--- DATA SHOWN ---
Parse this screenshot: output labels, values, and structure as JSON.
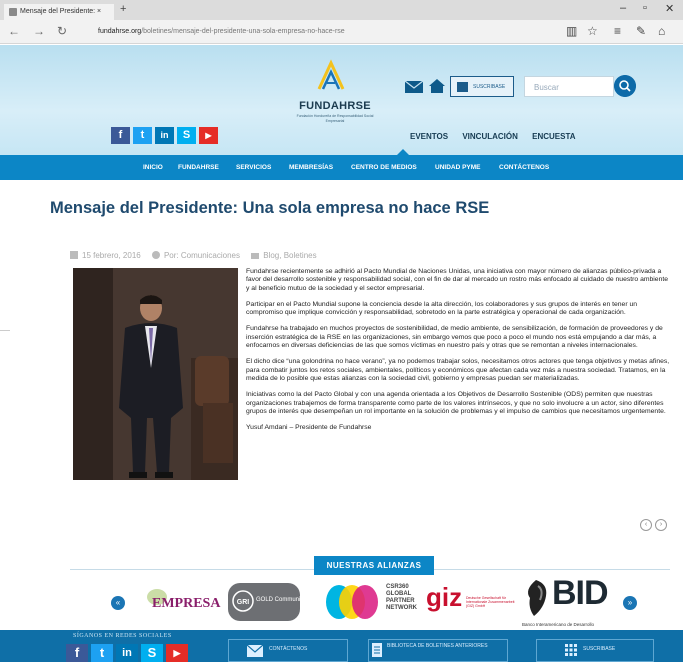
{
  "browser": {
    "tab_title": "Mensaje del Presidente: ×",
    "url_domain": "fundahrse.org",
    "url_path": "/boletines/mensaje-del-presidente-una-sola-empresa-no-hace-rse"
  },
  "header": {
    "logo_name": "FUNDAHRSE",
    "logo_sub": "Fundación Hondureña de Responsabilidad Social Empresarial",
    "subscribe_label": "SUSCRIBASE",
    "search_placeholder": "Buscar",
    "top_links": [
      "EVENTOS",
      "VINCULACIÓN",
      "ENCUESTA"
    ]
  },
  "nav": {
    "items": [
      "INICIO",
      "FUNDAHRSE",
      "SERVICIOS",
      "MEMBRESÍAS",
      "CENTRO DE MEDIOS",
      "UNIDAD PYME",
      "CONTÁCTENOS"
    ]
  },
  "article": {
    "title": "Mensaje del Presidente: Una sola empresa no hace RSE",
    "date": "15 febrero, 2016",
    "author": "Por: Comunicaciones",
    "categories": "Blog, Boletines",
    "paragraphs": [
      "Fundahrse recientemente se adhirió al Pacto Mundial de Naciones Unidas, una iniciativa con mayor número de alianzas público-privada a favor del desarrollo sostenible y responsabilidad social, con el fin de dar al mercado un rostro más enfocado al cuidado de nuestro ambiente y al beneficio mutuo de la sociedad y el sector empresarial.",
      "Participar en el Pacto Mundial supone la conciencia desde la alta dirección, los colaboradores y sus grupos de interés en tener un compromiso que implique convicción y responsabilidad, sobretodo en la parte estratégica y operacional de cada organización.",
      "Fundahrse ha trabajado en muchos proyectos de sostenibilidad, de medio ambiente, de sensibilización, de formación de proveedores y de inserción estratégica de la RSE en las organizaciones, sin embargo vemos que poco a poco el mundo nos está empujando a dar más, a enfocarnos en diversas deficiencias de las que somos víctimas en nuestro país y otras que se remontan a niveles internacionales.",
      "El dicho dice “una golondrina no hace verano”, ya no podemos trabajar solos, necesitamos otros actores que tenga objetivos y metas afines, para combatir juntos los retos sociales, ambientales, políticos y económicos que afectan cada vez más a nuestra sociedad. Tratamos, en la medida de lo posible que estas alianzas con la sociedad civil, gobierno y empresas puedan ser materializadas.",
      "Iniciativas como la del Pacto Global y con una agenda orientada a los Objetivos de Desarrollo Sostenible (ODS) permiten que nuestras organizaciones trabajemos de forma transparente como parte de los valores intrínsecos, y que no solo involucre a un actor, sino diferentes grupos de interés que desempeñan un rol importante en la solución de problemas y el impulso de cambios que necesitamos urgentemente.",
      "Yusuf Amdani – Presidente de Fundahrse"
    ]
  },
  "alliances": {
    "title": "NUESTRAS ALIANZAS",
    "empresa": "EMPRESA",
    "gold": "GOLD Community",
    "csr": "CSR360 GLOBAL PARTNER NETWORK",
    "giz": "giz",
    "giz_sub": "Deutsche Gesellschaft für Internationale Zusammenarbeit (GIZ) GmbH",
    "bid": "BID",
    "bid_sub": "Banco Interamericano de Desarrollo"
  },
  "footer": {
    "social_label": "SÍGANOS EN REDES SOCIALES",
    "contact": "CONTÁCTENOS",
    "library": "BIBLIOTECA DE BOLETINES ANTERIORES",
    "subscribe": "SUSCRIBASE"
  },
  "colors": {
    "nav_blue": "#0c86c6",
    "title_blue": "#1f4a6e",
    "facebook": "#3b5998",
    "twitter": "#1da1f2",
    "linkedin": "#0077b5",
    "skype": "#00aff0",
    "youtube": "#e52d27"
  }
}
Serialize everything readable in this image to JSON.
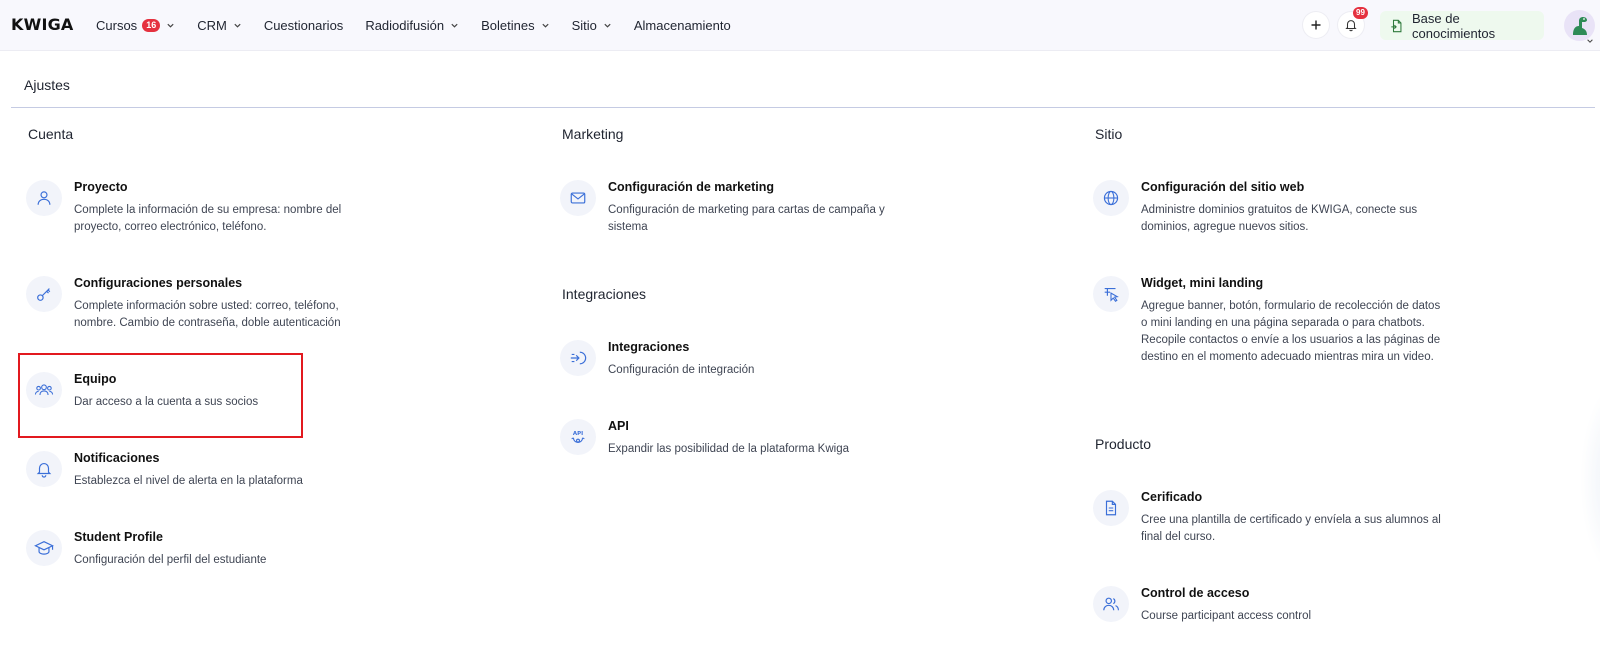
{
  "app": {
    "logo": "KWIGA"
  },
  "nav": {
    "items": [
      {
        "label": "Cursos",
        "badge": "16",
        "dropdown": true
      },
      {
        "label": "CRM",
        "dropdown": true
      },
      {
        "label": "Cuestionarios",
        "dropdown": false
      },
      {
        "label": "Radiodifusión",
        "dropdown": true
      },
      {
        "label": "Boletines",
        "dropdown": true
      },
      {
        "label": "Sitio",
        "dropdown": true
      },
      {
        "label": "Almacenamiento",
        "dropdown": false
      }
    ],
    "notifications_badge": "99",
    "knowledge_base_label": "Base de conocimientos"
  },
  "page": {
    "title": "Ajustes"
  },
  "sections": {
    "cuenta": {
      "title": "Cuenta",
      "items": [
        {
          "icon": "user-icon",
          "title": "Proyecto",
          "desc": "Complete la información de su empresa: nombre del proyecto, correo electrónico, teléfono."
        },
        {
          "icon": "key-icon",
          "title": "Configuraciones personales",
          "desc": "Complete información sobre usted: correo, teléfono, nombre. Cambio de contraseña, doble autenticación"
        },
        {
          "icon": "team-icon",
          "title": "Equipo",
          "desc": "Dar acceso a la cuenta a sus socios"
        },
        {
          "icon": "bell-icon",
          "title": "Notificaciones",
          "desc": "Establezca el nivel de alerta en la plataforma"
        },
        {
          "icon": "graduation-cap-icon",
          "title": "Student Profile",
          "desc": "Configuración del perfil del estudiante"
        }
      ]
    },
    "marketing": {
      "title": "Marketing",
      "items": [
        {
          "icon": "mail-icon",
          "title": "Configuración de marketing",
          "desc": "Configuración de marketing para cartas de campaña y sistema"
        }
      ]
    },
    "integraciones": {
      "title": "Integraciones",
      "items": [
        {
          "icon": "integration-icon",
          "title": "Integraciones",
          "desc": "Configuración de integración"
        },
        {
          "icon": "api-icon",
          "title": "API",
          "desc": "Expandir las posibilidad de la plataforma Kwiga"
        }
      ]
    },
    "sitio": {
      "title": "Sitio",
      "items": [
        {
          "icon": "globe-icon",
          "title": "Configuración del sitio web",
          "desc": "Administre dominios gratuitos de KWIGA, conecte sus dominios, agregue nuevos sitios."
        },
        {
          "icon": "widget-icon",
          "title": "Widget, mini landing",
          "desc": "Agregue banner, botón, formulario de recolección de datos o mini landing en una página separada o para chatbots. Recopile contactos o envíe a los usuarios a las páginas de destino en el momento adecuado mientras mira un video."
        }
      ]
    },
    "producto": {
      "title": "Producto",
      "items": [
        {
          "icon": "certificate-icon",
          "title": "Cerificado",
          "desc": "Cree una plantilla de certificado y envíela a sus alumnos al final del curso."
        },
        {
          "icon": "access-control-icon",
          "title": "Control de acceso",
          "desc": "Course participant access control"
        }
      ]
    }
  },
  "colors": {
    "accent": "#3b6fd8",
    "highlight": "#e2191f",
    "badge": "#e5313f",
    "kb_bg": "#eef9ee"
  }
}
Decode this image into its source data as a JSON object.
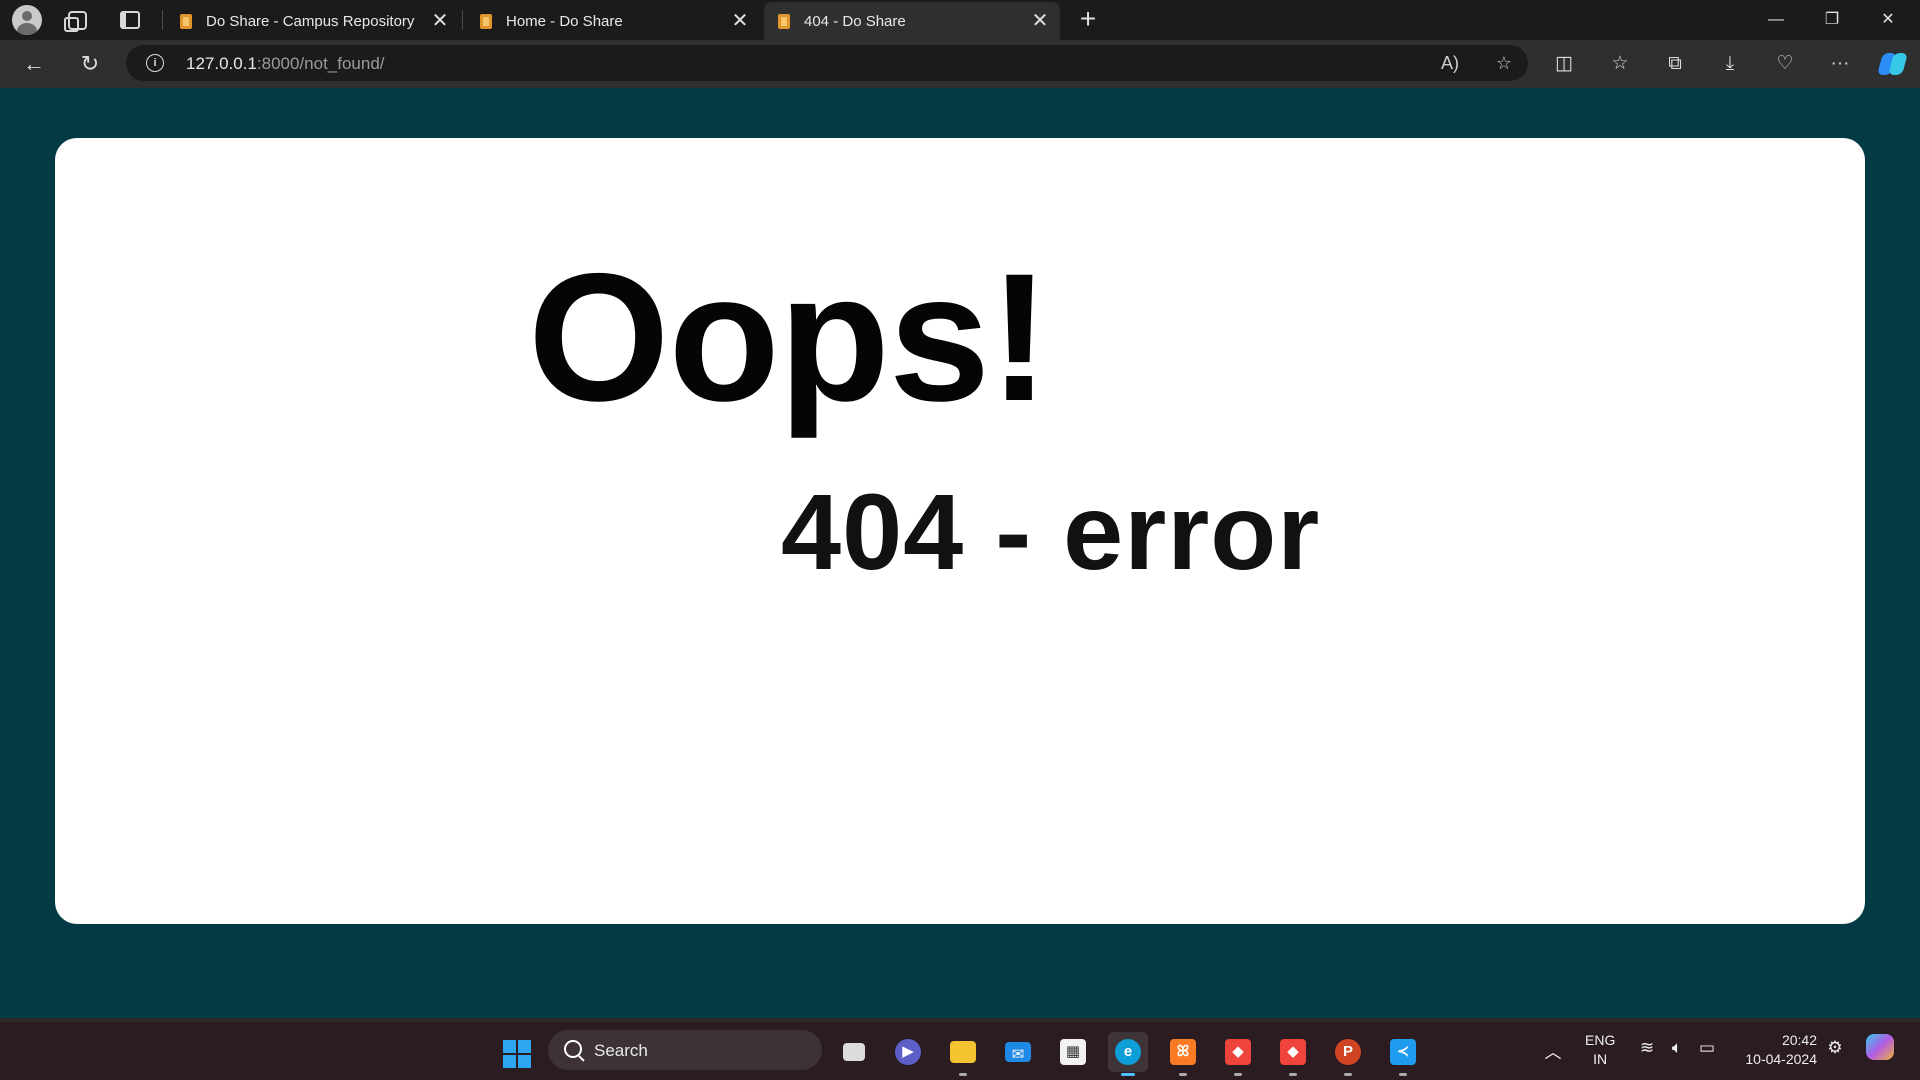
---
**DIRECTIVE**
Every line of text is to be repeated exactly; pictures are left out.

**RESULT FOR THIS EXERCISE**
Parse this screenshot: output labels, values, and structure as JSON.
{
  "browser": {
    "tab_title": "Mensaje del Presidente: ×",
    "url_domain": "fundahrse.org",
    "url_path": "/boletines/mensaje-del-presidente-una-sola-empresa-no-hace-rse"
  },
  "header": {
    "logo_name": "FUNDAHRSE",
    "logo_sub": "Fundación Hondureña de Responsabilidad Social Empresarial",
    "subscribe_label": "SUSCRIBASE",
    "search_placeholder": "Buscar",
    "top_links": [
      "EVENTOS",
      "VINCULACIÓN",
      "ENCUESTA"
    ]
  },
  "nav": {
    "items": [
      "INICIO",
      "FUNDAHRSE",
      "SERVICIOS",
      "MEMBRESÍAS",
      "CENTRO DE MEDIOS",
      "UNIDAD PYME",
      "CONTÁCTENOS"
    ]
  },
  "article": {
    "title": "Mensaje del Presidente: Una sola empresa no hace RSE",
    "date": "15 febrero, 2016",
    "author": "Por: Comunicaciones",
    "categories": "Blog, Boletines",
    "paragraphs": [
      "Fundahrse recientemente se adhirió al Pacto Mundial de Naciones Unidas, una iniciativa con mayor número de alianzas público-privada a favor del desarrollo sostenible y responsabilidad social, con el fin de dar al mercado un rostro más enfocado al cuidado de nuestro ambiente y al beneficio mutuo de la sociedad y el sector empresarial.",
      "Participar en el Pacto Mundial supone la conciencia desde la alta dirección, los colaboradores y sus grupos de interés en tener un compromiso que implique convicción y responsabilidad, sobretodo en la parte estratégica y operacional de cada organización.",
      "Fundahrse ha trabajado en muchos proyectos de sostenibilidad, de medio ambiente, de sensibilización, de formación de proveedores y de inserción estratégica de la RSE en las organizaciones, sin embargo vemos que poco a poco el mundo nos está empujando a dar más, a enfocarnos en diversas deficiencias de las que somos víctimas en nuestro país y otras que se remontan a niveles internacionales.",
      "El dicho dice “una golondrina no hace verano”, ya no podemos trabajar solos, necesitamos otros actores que tenga objetivos y metas afines, para combatir juntos los retos sociales, ambientales, políticos y económicos que afectan cada vez más a nuestra sociedad. Tratamos, en la medida de lo posible que estas alianzas con la sociedad civil, gobierno y empresas puedan ser materializadas.",
      "Iniciativas como la del Pacto Global y con una agenda orientada a los Objetivos de Desarrollo Sostenible (ODS) permiten que nuestras organizaciones trabajemos de forma transparente como parte de los valores intrínsecos, y que no solo involucre a un actor, sino diferentes grupos de interés que desempeñan un rol importante en la solución de problemas y el impulso de cambios que necesitamos urgentemente.",
      "Yusuf Amdani – Presidente de Fundahrse"
    ]
  },
  "alliances": {
    "title": "NUESTRAS ALIANZAS",
    "empresa": "EMPRESA",
    "gold": "GOLD Community",
    "csr": "CSR360 GLOBAL PARTNER NETWORK",
    "giz": "giz",
    "giz_sub": "Deutsche Gesellschaft für Internationale Zusammenarbeit (GIZ) GmbH",
    "bid": "BID",
    "bid_sub": "Banco Interamericano de Desarrollo"
  },
  "footer": {
    "social_label": "SÍGANOS EN REDES SOCIALES",
    "contact": "CONTÁCTENOS",
    "library": "BIBLIOTECA DE BOLETINES ANTERIORES",
    "subscribe": "SUSCRIBASE"
  },
  "colors": {
    "nav_blue": "#0c86c6",
    "title_blue": "#1f4a6e",
    "facebook": "#3b5998",
    "twitter": "#1da1f2",
    "linkedin": "#0077b5",
    "skype": "#00aff0",
    "youtube": "#e52d27"
  }
}
Serialize everything readable in this image to JSON.
{
  "app": {
    "logo": "KWIGA"
  },
  "nav": {
    "items": [
      {
        "label": "Cursos",
        "badge": "16",
        "dropdown": true
      },
      {
        "label": "CRM",
        "dropdown": true
      },
      {
        "label": "Cuestionarios",
        "dropdown": false
      },
      {
        "label": "Radiodifusión",
        "dropdown": true
      },
      {
        "label": "Boletines",
        "dropdown": true
      },
      {
        "label": "Sitio",
        "dropdown": true
      },
      {
        "label": "Almacenamiento",
        "dropdown": false
      }
    ],
    "notifications_badge": "99",
    "knowledge_base_label": "Base de conocimientos"
  },
  "page": {
    "title": "Ajustes"
  },
  "sections": {
    "cuenta": {
      "title": "Cuenta",
      "items": [
        {
          "icon": "user-icon",
          "title": "Proyecto",
          "desc": "Complete la información de su empresa: nombre del proyecto, correo electrónico, teléfono."
        },
        {
          "icon": "key-icon",
          "title": "Configuraciones personales",
          "desc": "Complete información sobre usted: correo, teléfono, nombre. Cambio de contraseña, doble autenticación"
        },
        {
          "icon": "team-icon",
          "title": "Equipo",
          "desc": "Dar acceso a la cuenta a sus socios"
        },
        {
          "icon": "bell-icon",
          "title": "Notificaciones",
          "desc": "Establezca el nivel de alerta en la plataforma"
        },
        {
          "icon": "graduation-cap-icon",
          "title": "Student Profile",
          "desc": "Configuración del perfil del estudiante"
        }
      ]
    },
    "marketing": {
      "title": "Marketing",
      "items": [
        {
          "icon": "mail-icon",
          "title": "Configuración de marketing",
          "desc": "Configuración de marketing para cartas de campaña y sistema"
        }
      ]
    },
    "integraciones": {
      "title": "Integraciones",
      "items": [
        {
          "icon": "integration-icon",
          "title": "Integraciones",
          "desc": "Configuración de integración"
        },
        {
          "icon": "api-icon",
          "title": "API",
          "desc": "Expandir las posibilidad de la plataforma Kwiga"
        }
      ]
    },
    "sitio": {
      "title": "Sitio",
      "items": [
        {
          "icon": "globe-icon",
          "title": "Configuración del sitio web",
          "desc": "Administre dominios gratuitos de KWIGA, conecte sus dominios, agregue nuevos sitios."
        },
        {
          "icon": "widget-icon",
          "title": "Widget, mini landing",
          "desc": "Agregue banner, botón, formulario de recolección de datos o mini landing en una página separada o para chatbots. Recopile contactos o envíe a los usuarios a las páginas de destino en el momento adecuado mientras mira un video."
        }
      ]
    },
    "producto": {
      "title": "Producto",
      "items": [
        {
          "icon": "certificate-icon",
          "title": "Cerificado",
          "desc": "Cree una plantilla de certificado y envíela a sus alumnos al final del curso."
        },
        {
          "icon": "access-control-icon",
          "title": "Control de acceso",
          "desc": "Course participant access control"
        }
      ]
    }
  },
  "colors": {
    "accent": "#3b6fd8",
    "highlight": "#e2191f",
    "badge": "#e5313f",
    "kb_bg": "#eef9ee"
  }
}
Decode this image into its source data as a JSON object.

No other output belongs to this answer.